(Saved entries)
===
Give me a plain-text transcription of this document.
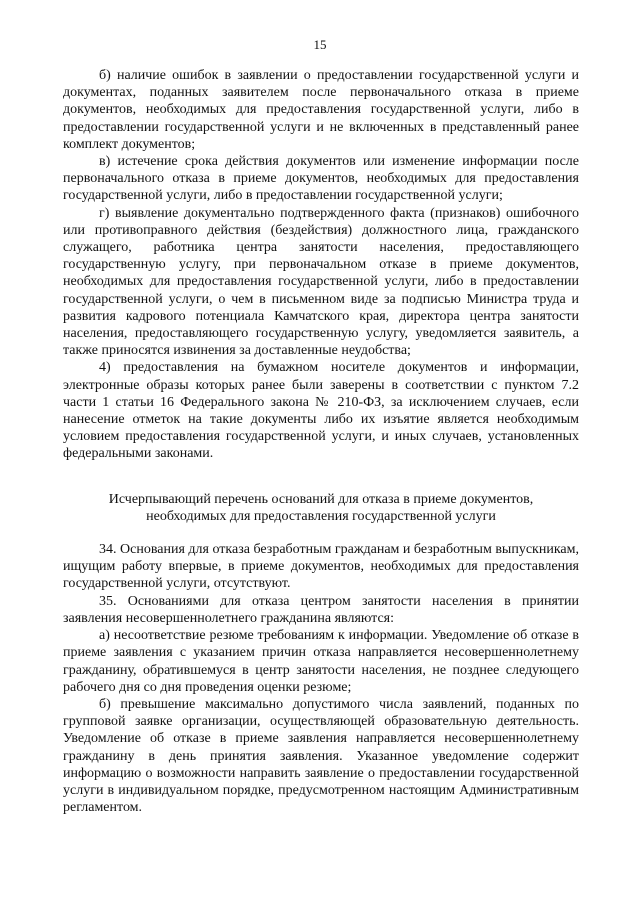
15

б) наличие ошибок в заявлении о предоставлении государственной услуги и документах, поданных заявителем после первоначального отказа в приеме документов, необходимых для предоставления государственной услуги, либо в предоставлении государственной услуги и не включенных в представленный ранее комплект документов;

в) истечение срока действия документов или изменение информации после первоначального отказа в приеме документов, необходимых для предоставления государственной услуги, либо в предоставлении государственной услуги;

г) выявление документально подтвержденного факта (признаков) ошибочного или противоправного действия (бездействия) должностного лица, гражданского служащего, работника центра занятости населения, предоставляющего государственную услугу, при первоначальном отказе в приеме документов, необходимых для предоставления государственной услуги, либо в предоставлении государственной услуги, о чем в письменном виде за подписью Министра труда и развития кадрового потенциала Камчатского края, директора центра занятости населения, предоставляющего государственную услугу, уведомляется заявитель, а также приносятся извинения за доставленные неудобства;

4) предоставления на бумажном носителе документов и информации, электронные образы которых ранее были заверены в соответствии с пунктом 7.2 части 1 статьи 16 Федерального закона № 210-ФЗ, за исключением случаев, если нанесение отметок на такие документы либо их изъятие является необходимым условием предоставления государственной услуги, и иных случаев, установленных федеральными законами.

Исчерпывающий перечень оснований для отказа в приеме документов,
необходимых для предоставления государственной услуги

34. Основания для отказа безработным гражданам и безработным выпускникам, ищущим работу впервые, в приеме документов, необходимых для предоставления государственной услуги, отсутствуют.

35. Основаниями для отказа центром занятости населения в принятии заявления несовершеннолетнего гражданина являются:

а) несоответствие резюме требованиям к информации. Уведомление об отказе в приеме заявления с указанием причин отказа направляется несовершеннолетнему гражданину, обратившемуся в центр занятости населения, не позднее следующего рабочего дня со дня проведения оценки резюме;

б) превышение максимально допустимого числа заявлений, поданных по групповой заявке организации, осуществляющей образовательную деятельность. Уведомление об отказе в приеме заявления направляется несовершеннолетнему гражданину в день принятия заявления. Указанное уведомление содержит информацию о возможности направить заявление о предоставлении государственной услуги в индивидуальном порядке, предусмотренном настоящим Административным регламентом.
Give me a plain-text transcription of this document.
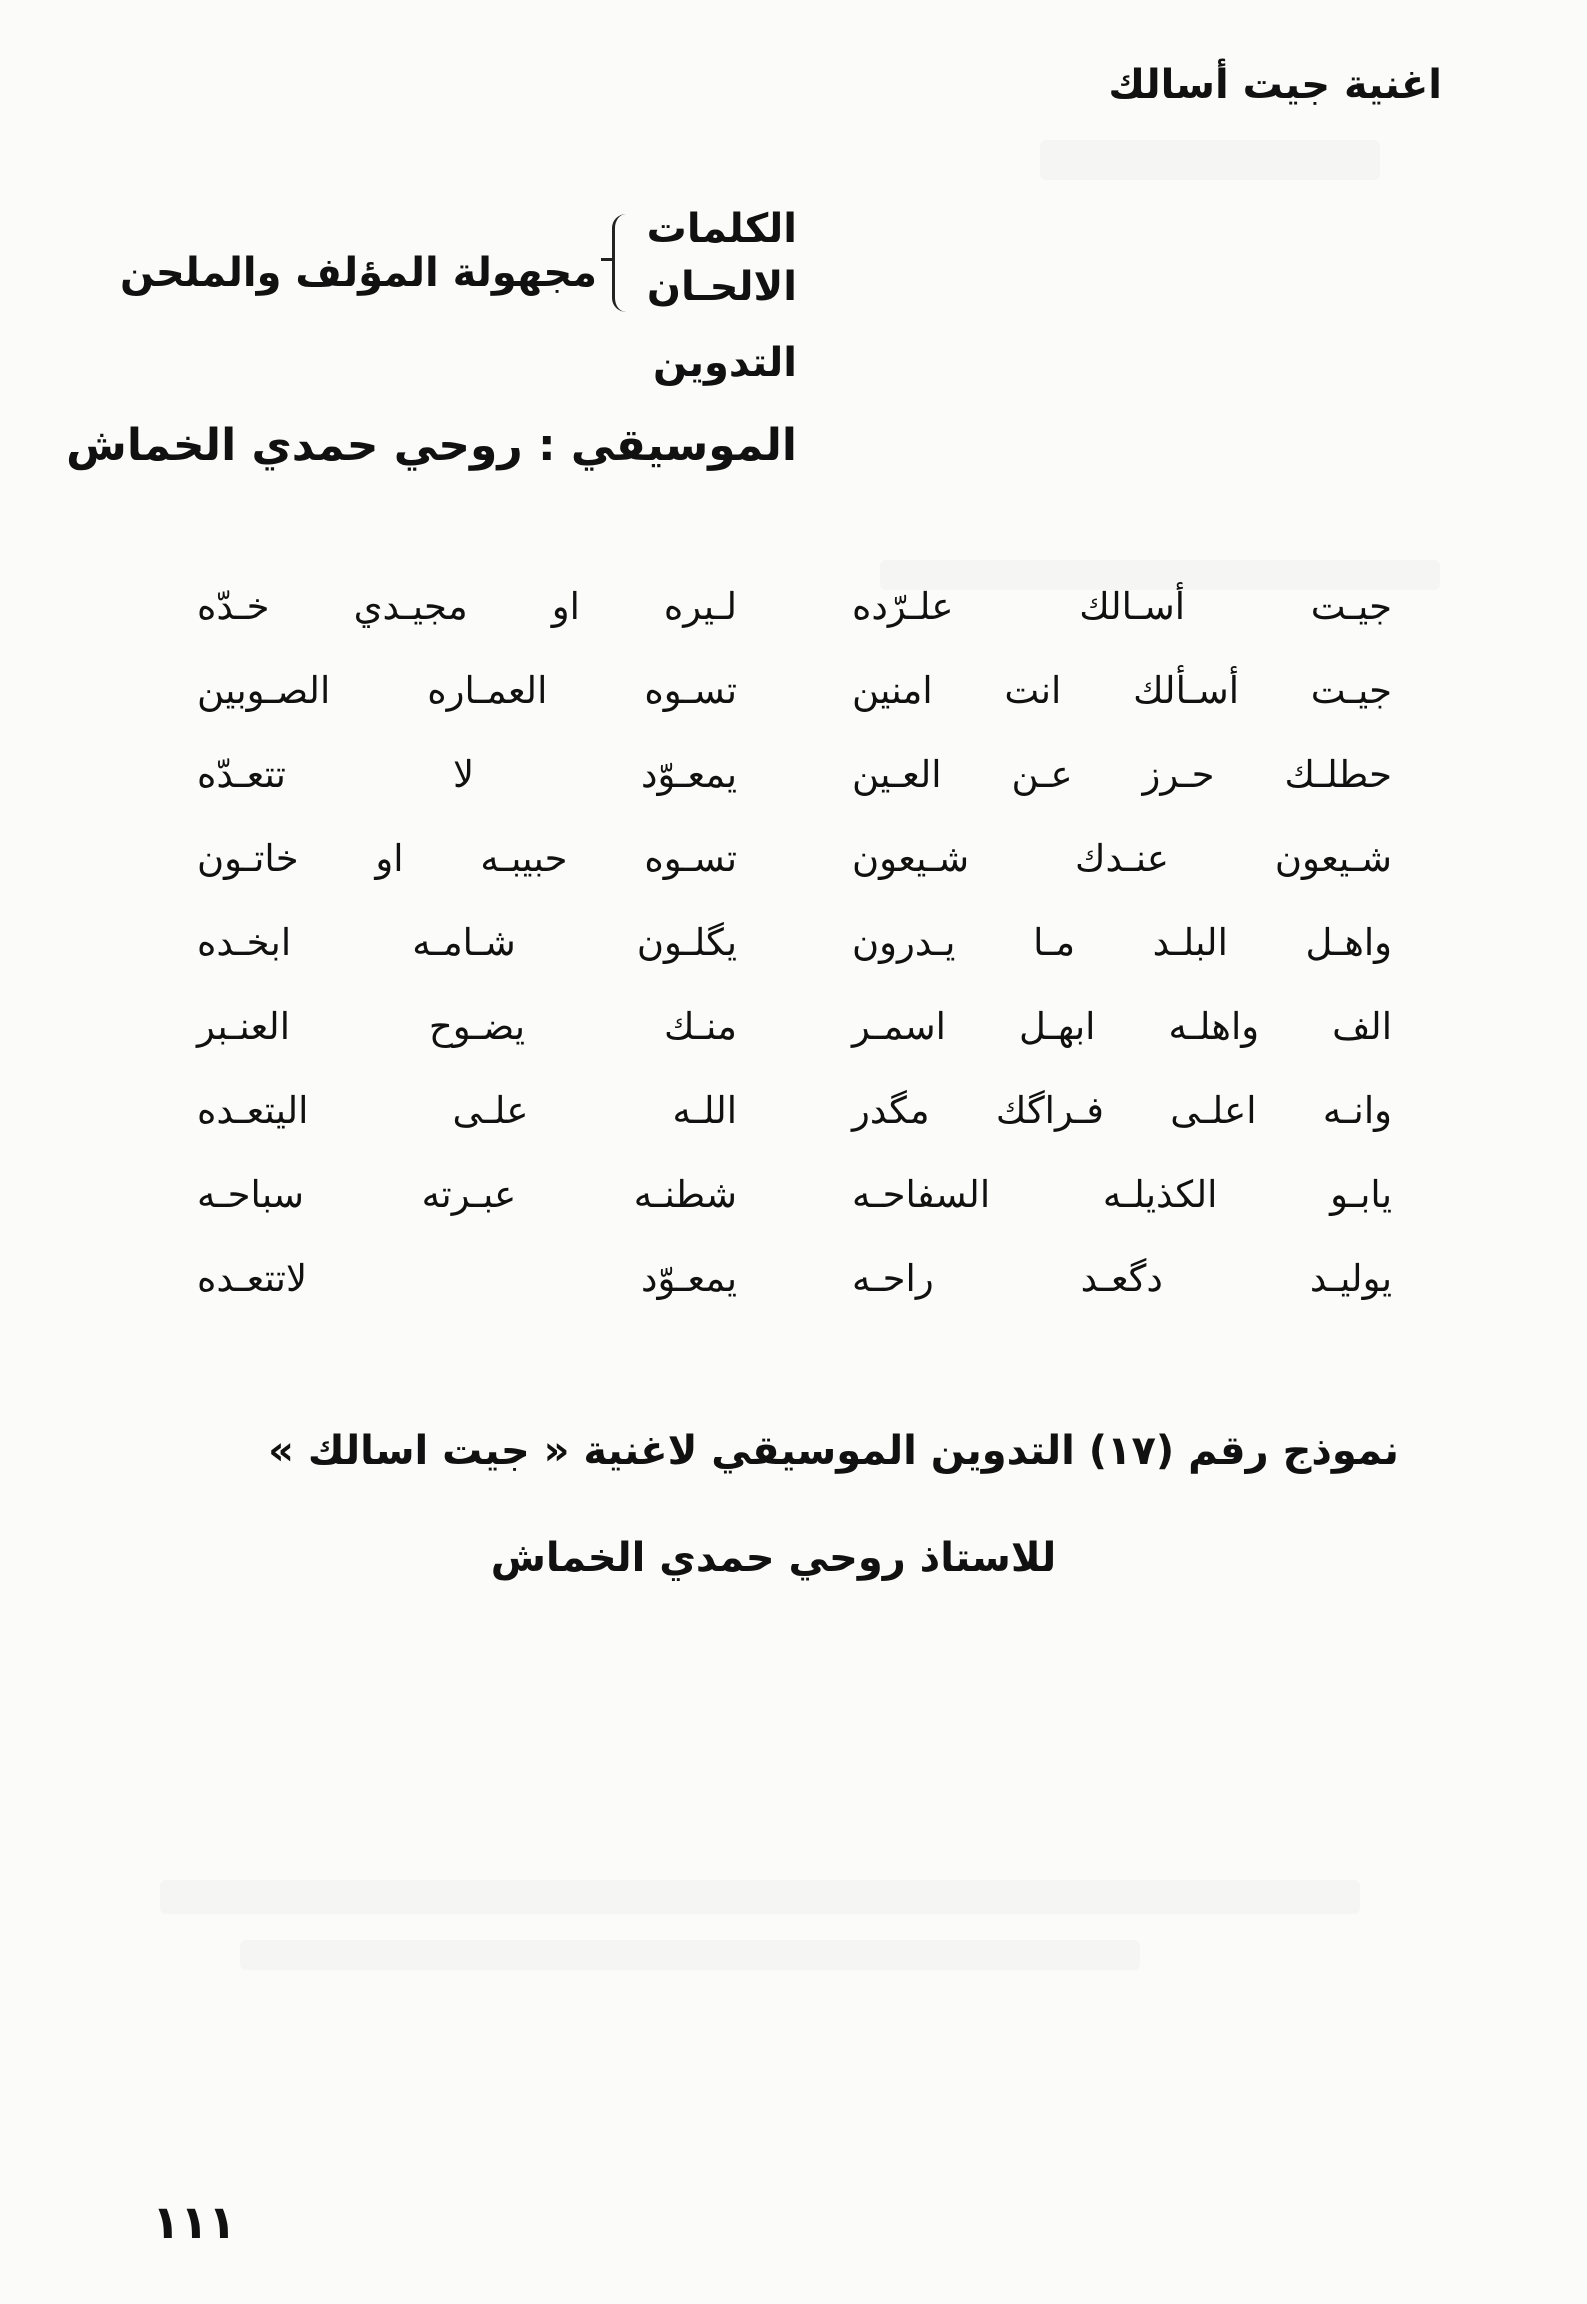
اغنية جيت أسالك
الكلمات
الالحـان
مجهولة المؤلف والملحن
التدوين
الموسيقي : روحي حمدي الخماش
جيـت أسـالك علـرّده
لـيره او مجيـدي خـدّه
جيـت أسـألك انت امنين
تسـوه العمـاره الصـوبين
حطلـك حـرز عـن العـين
يمعـوّد لا تتعـدّه
شـيعون عنـدك شـيعون
تسـوه حبيبـه او خاتـون
واهـل البلـد مـا يـدرون
يگلـون شـامـه ابخـده
الف واهلـه ابهـل اسمـر
منـك يضـوح العنـبر
وانـه اعلـى فـراگك مگدر
اللـه علـى اليتعـده
يابـو الكذيلـه السفاحـه
شطنـه عبـرته سباحـه
يوليـد دگعـد راحـه
يمعـوّد لاتتعـده
نموذج رقم (١٧) التدوين الموسيقي لاغنية « جيت اسالك »
للاستاذ روحي حمدي الخماش
١١١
===
Stated problem: All of the material above needs to be restated exactly, with no pictures.

Answer to the task:
Give me a plain-text transcription of this document.
15

б) наличие ошибок в заявлении о предоставлении государственной услуги и документах, поданных заявителем после первоначального отказа в приеме документов, необходимых для предоставления государственной услуги, либо в предоставлении государственной услуги и не включенных в представленный ранее комплект документов;

в) истечение срока действия документов или изменение информации после первоначального отказа в приеме документов, необходимых для предоставления государственной услуги, либо в предоставлении государственной услуги;

г) выявление документально подтвержденного факта (признаков) ошибочного или противоправного действия (бездействия) должностного лица, гражданского служащего, работника центра занятости населения, предоставляющего государственную услугу, при первоначальном отказе в приеме документов, необходимых для предоставления государственной услуги, либо в предоставлении государственной услуги, о чем в письменном виде за подписью Министра труда и развития кадрового потенциала Камчатского края, директора центра занятости населения, предоставляющего государственную услугу, уведомляется заявитель, а также приносятся извинения за доставленные неудобства;

4) предоставления на бумажном носителе документов и информации, электронные образы которых ранее были заверены в соответствии с пунктом 7.2 части 1 статьи 16 Федерального закона № 210-ФЗ, за исключением случаев, если нанесение отметок на такие документы либо их изъятие является необходимым условием предоставления государственной услуги, и иных случаев, установленных федеральными законами.

Исчерпывающий перечень оснований для отказа в приеме документов,
необходимых для предоставления государственной услуги

34. Основания для отказа безработным гражданам и безработным выпускникам, ищущим работу впервые, в приеме документов, необходимых для предоставления государственной услуги, отсутствуют.

35. Основаниями для отказа центром занятости населения в принятии заявления несовершеннолетнего гражданина являются:

а) несоответствие резюме требованиям к информации. Уведомление об отказе в приеме заявления с указанием причин отказа направляется несовершеннолетнему гражданину, обратившемуся в центр занятости населения, не позднее следующего рабочего дня со дня проведения оценки резюме;

б) превышение максимально допустимого числа заявлений, поданных по групповой заявке организации, осуществляющей образовательную деятельность. Уведомление об отказе в приеме заявления направляется несовершеннолетнему гражданину в день принятия заявления. Указанное уведомление содержит информацию о возможности направить заявление о предоставлении государственной услуги в индивидуальном порядке, предусмотренном настоящим Административным регламентом.
Give me a plain-text transcription of this document.
اغنية جيت أسالك
الكلمات
الالحـان
مجهولة المؤلف والملحن
التدوين
الموسيقي : روحي حمدي الخماش
جيـت أسـالك علـرّده
لـيره او مجيـدي خـدّه
جيـت أسـألك انت امنين
تسـوه العمـاره الصـوبين
حطلـك حـرز عـن العـين
يمعـوّد لا تتعـدّه
شـيعون عنـدك شـيعون
تسـوه حبيبـه او خاتـون
واهـل البلـد مـا يـدرون
يگلـون شـامـه ابخـده
الف واهلـه ابهـل اسمـر
منـك يضـوح العنـبر
وانـه اعلـى فـراگك مگدر
اللـه علـى اليتعـده
يابـو الكذيلـه السفاحـه
شطنـه عبـرته سباحـه
يوليـد دگعـد راحـه
يمعـوّد لاتتعـده
نموذج رقم (١٧) التدوين الموسيقي لاغنية « جيت اسالك »
للاستاذ روحي حمدي الخماش
١١١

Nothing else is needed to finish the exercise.